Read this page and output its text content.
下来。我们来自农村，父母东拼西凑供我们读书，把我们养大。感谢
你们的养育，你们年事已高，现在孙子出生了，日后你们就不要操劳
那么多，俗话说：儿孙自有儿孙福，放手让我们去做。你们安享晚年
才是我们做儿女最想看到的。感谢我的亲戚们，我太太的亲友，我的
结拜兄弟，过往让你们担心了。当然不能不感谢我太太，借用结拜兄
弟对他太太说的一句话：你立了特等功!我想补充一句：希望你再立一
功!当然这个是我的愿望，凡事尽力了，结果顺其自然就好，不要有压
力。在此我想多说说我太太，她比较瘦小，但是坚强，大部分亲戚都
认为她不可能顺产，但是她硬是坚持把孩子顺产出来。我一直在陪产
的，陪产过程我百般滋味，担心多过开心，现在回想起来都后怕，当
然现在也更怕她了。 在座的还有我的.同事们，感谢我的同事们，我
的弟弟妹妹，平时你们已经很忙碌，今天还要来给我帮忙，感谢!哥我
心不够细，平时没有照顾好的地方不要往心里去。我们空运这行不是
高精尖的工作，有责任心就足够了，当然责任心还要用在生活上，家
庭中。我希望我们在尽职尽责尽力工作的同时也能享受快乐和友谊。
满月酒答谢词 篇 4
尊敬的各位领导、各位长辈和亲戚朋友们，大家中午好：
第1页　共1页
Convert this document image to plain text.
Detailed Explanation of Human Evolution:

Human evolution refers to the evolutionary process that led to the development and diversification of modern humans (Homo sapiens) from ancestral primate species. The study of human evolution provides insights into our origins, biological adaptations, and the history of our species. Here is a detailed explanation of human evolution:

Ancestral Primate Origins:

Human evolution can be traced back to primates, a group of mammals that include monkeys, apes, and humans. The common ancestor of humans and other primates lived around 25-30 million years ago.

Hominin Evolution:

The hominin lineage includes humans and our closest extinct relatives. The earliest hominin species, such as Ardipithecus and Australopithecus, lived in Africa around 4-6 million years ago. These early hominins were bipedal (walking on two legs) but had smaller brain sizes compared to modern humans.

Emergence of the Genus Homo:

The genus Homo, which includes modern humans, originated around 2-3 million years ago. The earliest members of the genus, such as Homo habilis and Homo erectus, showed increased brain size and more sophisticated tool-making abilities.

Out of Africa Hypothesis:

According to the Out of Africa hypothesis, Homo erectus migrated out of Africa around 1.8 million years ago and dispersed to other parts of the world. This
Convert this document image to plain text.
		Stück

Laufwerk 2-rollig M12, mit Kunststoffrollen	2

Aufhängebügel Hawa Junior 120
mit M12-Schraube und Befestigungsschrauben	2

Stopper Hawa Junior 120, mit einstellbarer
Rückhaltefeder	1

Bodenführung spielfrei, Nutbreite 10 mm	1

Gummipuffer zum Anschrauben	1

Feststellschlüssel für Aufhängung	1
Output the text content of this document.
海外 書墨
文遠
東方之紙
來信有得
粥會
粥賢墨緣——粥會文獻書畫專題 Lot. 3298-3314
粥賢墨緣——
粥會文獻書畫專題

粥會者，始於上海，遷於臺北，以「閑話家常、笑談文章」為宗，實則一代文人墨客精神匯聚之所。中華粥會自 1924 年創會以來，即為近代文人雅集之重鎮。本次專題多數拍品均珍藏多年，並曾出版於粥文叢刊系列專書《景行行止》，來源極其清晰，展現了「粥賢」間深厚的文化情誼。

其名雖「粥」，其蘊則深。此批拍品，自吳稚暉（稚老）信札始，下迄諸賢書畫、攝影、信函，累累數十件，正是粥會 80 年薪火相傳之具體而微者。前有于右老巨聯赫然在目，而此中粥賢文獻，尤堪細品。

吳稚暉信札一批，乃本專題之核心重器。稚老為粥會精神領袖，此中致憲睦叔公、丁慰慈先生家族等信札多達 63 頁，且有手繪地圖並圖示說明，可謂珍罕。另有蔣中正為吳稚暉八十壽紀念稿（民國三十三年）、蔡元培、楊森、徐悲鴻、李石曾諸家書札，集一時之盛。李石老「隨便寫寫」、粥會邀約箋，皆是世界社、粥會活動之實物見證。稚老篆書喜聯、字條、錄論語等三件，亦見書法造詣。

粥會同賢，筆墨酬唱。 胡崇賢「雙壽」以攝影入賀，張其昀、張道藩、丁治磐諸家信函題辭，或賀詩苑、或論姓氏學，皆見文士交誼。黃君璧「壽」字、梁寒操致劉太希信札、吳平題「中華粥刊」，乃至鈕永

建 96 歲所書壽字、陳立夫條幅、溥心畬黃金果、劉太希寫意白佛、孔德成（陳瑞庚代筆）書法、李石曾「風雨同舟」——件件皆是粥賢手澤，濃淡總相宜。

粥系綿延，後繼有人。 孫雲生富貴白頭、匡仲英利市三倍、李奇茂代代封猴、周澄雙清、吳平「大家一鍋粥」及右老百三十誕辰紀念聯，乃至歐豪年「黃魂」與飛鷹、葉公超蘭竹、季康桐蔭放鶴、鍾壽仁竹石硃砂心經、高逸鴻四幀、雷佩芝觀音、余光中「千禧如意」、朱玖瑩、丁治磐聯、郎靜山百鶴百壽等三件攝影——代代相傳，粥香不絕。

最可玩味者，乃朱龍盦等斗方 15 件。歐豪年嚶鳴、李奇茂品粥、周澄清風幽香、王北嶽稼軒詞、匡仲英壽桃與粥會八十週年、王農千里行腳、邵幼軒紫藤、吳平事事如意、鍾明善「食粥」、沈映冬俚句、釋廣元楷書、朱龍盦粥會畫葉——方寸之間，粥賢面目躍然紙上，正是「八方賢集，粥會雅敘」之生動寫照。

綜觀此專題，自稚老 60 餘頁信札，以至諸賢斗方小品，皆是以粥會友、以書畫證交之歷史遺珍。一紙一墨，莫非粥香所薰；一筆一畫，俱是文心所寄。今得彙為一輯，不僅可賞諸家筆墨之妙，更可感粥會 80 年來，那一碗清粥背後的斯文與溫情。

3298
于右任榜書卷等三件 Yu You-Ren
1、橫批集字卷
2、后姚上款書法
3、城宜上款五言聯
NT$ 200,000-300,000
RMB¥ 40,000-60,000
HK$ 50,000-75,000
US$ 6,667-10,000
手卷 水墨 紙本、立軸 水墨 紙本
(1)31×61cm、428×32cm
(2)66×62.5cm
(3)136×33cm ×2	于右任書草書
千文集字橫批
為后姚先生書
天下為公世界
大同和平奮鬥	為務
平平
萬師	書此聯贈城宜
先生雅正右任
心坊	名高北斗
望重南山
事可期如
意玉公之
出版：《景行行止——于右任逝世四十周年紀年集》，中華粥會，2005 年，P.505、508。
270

═══

Stated exercise:
The listing above should be transcribed in full, exactly as written.

The result:
Read this page and output its text content.
下来。我们来自农村，父母东拼西凑供我们读书，把我们养大。感谢
你们的养育，你们年事已高，现在孙子出生了，日后你们就不要操劳
那么多，俗话说：儿孙自有儿孙福，放手让我们去做。你们安享晚年
才是我们做儿女最想看到的。感谢我的亲戚们，我太太的亲友，我的
结拜兄弟，过往让你们担心了。当然不能不感谢我太太，借用结拜兄
弟对他太太说的一句话：你立了特等功!我想补充一句：希望你再立一
功!当然这个是我的愿望，凡事尽力了，结果顺其自然就好，不要有压
力。在此我想多说说我太太，她比较瘦小，但是坚强，大部分亲戚都
认为她不可能顺产，但是她硬是坚持把孩子顺产出来。我一直在陪产
的，陪产过程我百般滋味，担心多过开心，现在回想起来都后怕，当
然现在也更怕她了。 在座的还有我的.同事们，感谢我的同事们，我
的弟弟妹妹，平时你们已经很忙碌，今天还要来给我帮忙，感谢!哥我
心不够细，平时没有照顾好的地方不要往心里去。我们空运这行不是
高精尖的工作，有责任心就足够了，当然责任心还要用在生活上，家
庭中。我希望我们在尽职尽责尽力工作的同时也能享受快乐和友谊。
满月酒答谢词 篇 4
尊敬的各位领导、各位长辈和亲戚朋友们，大家中午好：
第1页　共1页
Convert this document image to plain text.
Detailed Explanation of Human Evolution:

Human evolution refers to the evolutionary process that led to the development and diversification of modern humans (Homo sapiens) from ancestral primate species. The study of human evolution provides insights into our origins, biological adaptations, and the history of our species. Here is a detailed explanation of human evolution:

Ancestral Primate Origins:

Human evolution can be traced back to primates, a group of mammals that include monkeys, apes, and humans. The common ancestor of humans and other primates lived around 25-30 million years ago.

Hominin Evolution:

The hominin lineage includes humans and our closest extinct relatives. The earliest hominin species, such as Ardipithecus and Australopithecus, lived in Africa around 4-6 million years ago. These early hominins were bipedal (walking on two legs) but had smaller brain sizes compared to modern humans.

Emergence of the Genus Homo:

The genus Homo, which includes modern humans, originated around 2-3 million years ago. The earliest members of the genus, such as Homo habilis and Homo erectus, showed increased brain size and more sophisticated tool-making abilities.

Out of Africa Hypothesis:

According to the Out of Africa hypothesis, Homo erectus migrated out of Africa around 1.8 million years ago and dispersed to other parts of the world. This
Convert this document image to plain text.
		Stück

Laufwerk 2-rollig M12, mit Kunststoffrollen	2

Aufhängebügel Hawa Junior 120
mit M12-Schraube und Befestigungsschrauben	2

Stopper Hawa Junior 120, mit einstellbarer
Rückhaltefeder	1

Bodenführung spielfrei, Nutbreite 10 mm	1

Gummipuffer zum Anschrauben	1

Feststellschlüssel für Aufhängung	1
Output the text content of this document.
海外 書墨
文遠
東方之紙
來信有得
粥會
粥賢墨緣——粥會文獻書畫專題 Lot. 3298-3314
粥賢墨緣——
粥會文獻書畫專題

粥會者，始於上海，遷於臺北，以「閑話家常、笑談文章」為宗，實則一代文人墨客精神匯聚之所。中華粥會自 1924 年創會以來，即為近代文人雅集之重鎮。本次專題多數拍品均珍藏多年，並曾出版於粥文叢刊系列專書《景行行止》，來源極其清晰，展現了「粥賢」間深厚的文化情誼。

其名雖「粥」，其蘊則深。此批拍品，自吳稚暉（稚老）信札始，下迄諸賢書畫、攝影、信函，累累數十件，正是粥會 80 年薪火相傳之具體而微者。前有于右老巨聯赫然在目，而此中粥賢文獻，尤堪細品。

吳稚暉信札一批，乃本專題之核心重器。稚老為粥會精神領袖，此中致憲睦叔公、丁慰慈先生家族等信札多達 63 頁，且有手繪地圖並圖示說明，可謂珍罕。另有蔣中正為吳稚暉八十壽紀念稿（民國三十三年）、蔡元培、楊森、徐悲鴻、李石曾諸家書札，集一時之盛。李石老「隨便寫寫」、粥會邀約箋，皆是世界社、粥會活動之實物見證。稚老篆書喜聯、字條、錄論語等三件，亦見書法造詣。

粥會同賢，筆墨酬唱。 胡崇賢「雙壽」以攝影入賀，張其昀、張道藩、丁治磐諸家信函題辭，或賀詩苑、或論姓氏學，皆見文士交誼。黃君璧「壽」字、梁寒操致劉太希信札、吳平題「中華粥刊」，乃至鈕永

建 96 歲所書壽字、陳立夫條幅、溥心畬黃金果、劉太希寫意白佛、孔德成（陳瑞庚代筆）書法、李石曾「風雨同舟」——件件皆是粥賢手澤，濃淡總相宜。

粥系綿延，後繼有人。 孫雲生富貴白頭、匡仲英利市三倍、李奇茂代代封猴、周澄雙清、吳平「大家一鍋粥」及右老百三十誕辰紀念聯，乃至歐豪年「黃魂」與飛鷹、葉公超蘭竹、季康桐蔭放鶴、鍾壽仁竹石硃砂心經、高逸鴻四幀、雷佩芝觀音、余光中「千禧如意」、朱玖瑩、丁治磐聯、郎靜山百鶴百壽等三件攝影——代代相傳，粥香不絕。

最可玩味者，乃朱龍盦等斗方 15 件。歐豪年嚶鳴、李奇茂品粥、周澄清風幽香、王北嶽稼軒詞、匡仲英壽桃與粥會八十週年、王農千里行腳、邵幼軒紫藤、吳平事事如意、鍾明善「食粥」、沈映冬俚句、釋廣元楷書、朱龍盦粥會畫葉——方寸之間，粥賢面目躍然紙上，正是「八方賢集，粥會雅敘」之生動寫照。

綜觀此專題，自稚老 60 餘頁信札，以至諸賢斗方小品，皆是以粥會友、以書畫證交之歷史遺珍。一紙一墨，莫非粥香所薰；一筆一畫，俱是文心所寄。今得彙為一輯，不僅可賞諸家筆墨之妙，更可感粥會 80 年來，那一碗清粥背後的斯文與溫情。

3298
于右任榜書卷等三件 Yu You-Ren
1、橫批集字卷
2、后姚上款書法
3、城宜上款五言聯
NT$ 200,000-300,000
RMB¥ 40,000-60,000
HK$ 50,000-75,000
US$ 6,667-10,000
手卷 水墨 紙本、立軸 水墨 紙本
(1)31×61cm、428×32cm
(2)66×62.5cm
(3)136×33cm ×2	于右任書草書
千文集字橫批
為后姚先生書
天下為公世界
大同和平奮鬥	為務
平平
萬師	書此聯贈城宜
先生雅正右任
心坊	名高北斗
望重南山
事可期如
意玉公之
出版：《景行行止——于右任逝世四十周年紀年集》，中華粥會，2005 年，P.505、508。
270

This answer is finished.